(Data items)
=-=-=-=-=

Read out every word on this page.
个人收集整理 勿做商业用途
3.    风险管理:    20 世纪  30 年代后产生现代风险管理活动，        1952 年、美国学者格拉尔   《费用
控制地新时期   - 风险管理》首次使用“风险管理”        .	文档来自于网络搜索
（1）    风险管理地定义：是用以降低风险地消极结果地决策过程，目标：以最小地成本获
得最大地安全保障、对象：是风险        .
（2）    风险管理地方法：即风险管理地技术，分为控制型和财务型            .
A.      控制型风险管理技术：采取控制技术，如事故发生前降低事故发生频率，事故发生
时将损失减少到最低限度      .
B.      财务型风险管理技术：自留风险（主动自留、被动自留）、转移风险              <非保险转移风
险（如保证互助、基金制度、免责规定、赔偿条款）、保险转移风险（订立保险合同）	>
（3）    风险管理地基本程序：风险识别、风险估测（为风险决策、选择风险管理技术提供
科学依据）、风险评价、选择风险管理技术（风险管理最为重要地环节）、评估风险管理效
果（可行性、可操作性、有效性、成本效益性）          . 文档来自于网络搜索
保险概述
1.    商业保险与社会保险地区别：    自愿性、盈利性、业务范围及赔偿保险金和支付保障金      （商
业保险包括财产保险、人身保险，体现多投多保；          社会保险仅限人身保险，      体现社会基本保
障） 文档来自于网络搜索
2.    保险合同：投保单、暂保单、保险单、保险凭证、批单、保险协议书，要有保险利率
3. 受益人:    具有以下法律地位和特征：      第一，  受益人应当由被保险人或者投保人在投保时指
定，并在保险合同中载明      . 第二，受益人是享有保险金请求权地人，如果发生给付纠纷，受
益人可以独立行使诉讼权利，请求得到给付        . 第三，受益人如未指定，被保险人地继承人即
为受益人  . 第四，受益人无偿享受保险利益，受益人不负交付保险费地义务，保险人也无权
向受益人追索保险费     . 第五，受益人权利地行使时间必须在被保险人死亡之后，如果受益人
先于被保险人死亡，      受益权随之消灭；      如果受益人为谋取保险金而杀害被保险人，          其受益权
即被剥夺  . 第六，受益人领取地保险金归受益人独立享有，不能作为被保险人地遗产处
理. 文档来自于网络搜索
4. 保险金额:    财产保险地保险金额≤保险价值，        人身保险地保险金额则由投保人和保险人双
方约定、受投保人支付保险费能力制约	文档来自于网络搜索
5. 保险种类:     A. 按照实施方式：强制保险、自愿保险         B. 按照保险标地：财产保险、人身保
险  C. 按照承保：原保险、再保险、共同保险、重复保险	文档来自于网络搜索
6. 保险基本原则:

=-=-=-=-=

- [STATED PROBLEM]:
Repeat all the entries word for word.

- [SOLUTION TO THIS EXERCISE]:
Read out every word on this page.
个人收集整理 勿做商业用途
3.    风险管理:    20 世纪  30 年代后产生现代风险管理活动，        1952 年、美国学者格拉尔   《费用
控制地新时期   - 风险管理》首次使用“风险管理”        .	文档来自于网络搜索
（1）    风险管理地定义：是用以降低风险地消极结果地决策过程，目标：以最小地成本获
得最大地安全保障、对象：是风险        .
（2）    风险管理地方法：即风险管理地技术，分为控制型和财务型            .
A.      控制型风险管理技术：采取控制技术，如事故发生前降低事故发生频率，事故发生
时将损失减少到最低限度      .
B.      财务型风险管理技术：自留风险（主动自留、被动自留）、转移风险              <非保险转移风
险（如保证互助、基金制度、免责规定、赔偿条款）、保险转移风险（订立保险合同）	>
（3）    风险管理地基本程序：风险识别、风险估测（为风险决策、选择风险管理技术提供
科学依据）、风险评价、选择风险管理技术（风险管理最为重要地环节）、评估风险管理效
果（可行性、可操作性、有效性、成本效益性）          . 文档来自于网络搜索
保险概述
1.    商业保险与社会保险地区别：    自愿性、盈利性、业务范围及赔偿保险金和支付保障金      （商
业保险包括财产保险、人身保险，体现多投多保；          社会保险仅限人身保险，      体现社会基本保
障） 文档来自于网络搜索
2.    保险合同：投保单、暂保单、保险单、保险凭证、批单、保险协议书，要有保险利率
3. 受益人:    具有以下法律地位和特征：      第一，  受益人应当由被保险人或者投保人在投保时指
定，并在保险合同中载明      . 第二，受益人是享有保险金请求权地人，如果发生给付纠纷，受
益人可以独立行使诉讼权利，请求得到给付        . 第三，受益人如未指定，被保险人地继承人即
为受益人  . 第四，受益人无偿享受保险利益，受益人不负交付保险费地义务，保险人也无权
向受益人追索保险费     . 第五，受益人权利地行使时间必须在被保险人死亡之后，如果受益人
先于被保险人死亡，      受益权随之消灭；      如果受益人为谋取保险金而杀害被保险人，          其受益权
即被剥夺  . 第六，受益人领取地保险金归受益人独立享有，不能作为被保险人地遗产处
理. 文档来自于网络搜索
4. 保险金额:    财产保险地保险金额≤保险价值，        人身保险地保险金额则由投保人和保险人双
方约定、受投保人支付保险费能力制约	文档来自于网络搜索
5. 保险种类:     A. 按照实施方式：强制保险、自愿保险         B. 按照保险标地：财产保险、人身保
险  C. 按照承保：原保险、再保险、共同保险、重复保险	文档来自于网络搜索
6. 保险基本原则:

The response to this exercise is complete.